__Records from a data collection__
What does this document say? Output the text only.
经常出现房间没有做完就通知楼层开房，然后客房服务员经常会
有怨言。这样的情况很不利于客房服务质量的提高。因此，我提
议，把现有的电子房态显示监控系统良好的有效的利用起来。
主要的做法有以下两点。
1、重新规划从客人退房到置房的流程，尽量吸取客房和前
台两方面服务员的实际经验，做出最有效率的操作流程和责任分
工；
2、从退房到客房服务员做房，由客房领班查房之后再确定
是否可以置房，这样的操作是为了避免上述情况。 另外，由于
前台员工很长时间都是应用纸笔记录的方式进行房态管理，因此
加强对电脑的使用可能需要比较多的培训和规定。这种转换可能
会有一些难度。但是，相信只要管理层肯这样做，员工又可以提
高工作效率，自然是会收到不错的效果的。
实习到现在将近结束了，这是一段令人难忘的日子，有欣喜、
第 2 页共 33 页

__EXERCISE REQUIREMENTS__
Copy out all the entries shown above, character for character.

__RESPONSE__
What does this document say? Output the text only.
经常出现房间没有做完就通知楼层开房，然后客房服务员经常会
有怨言。这样的情况很不利于客房服务质量的提高。因此，我提
议，把现有的电子房态显示监控系统良好的有效的利用起来。
主要的做法有以下两点。
1、重新规划从客人退房到置房的流程，尽量吸取客房和前
台两方面服务员的实际经验，做出最有效率的操作流程和责任分
工；
2、从退房到客房服务员做房，由客房领班查房之后再确定
是否可以置房，这样的操作是为了避免上述情况。 另外，由于
前台员工很长时间都是应用纸笔记录的方式进行房态管理，因此
加强对电脑的使用可能需要比较多的培训和规定。这种转换可能
会有一些难度。但是，相信只要管理层肯这样做，员工又可以提
高工作效率，自然是会收到不错的效果的。
实习到现在将近结束了，这是一段令人难忘的日子，有欣喜、
第 2 页共 33 页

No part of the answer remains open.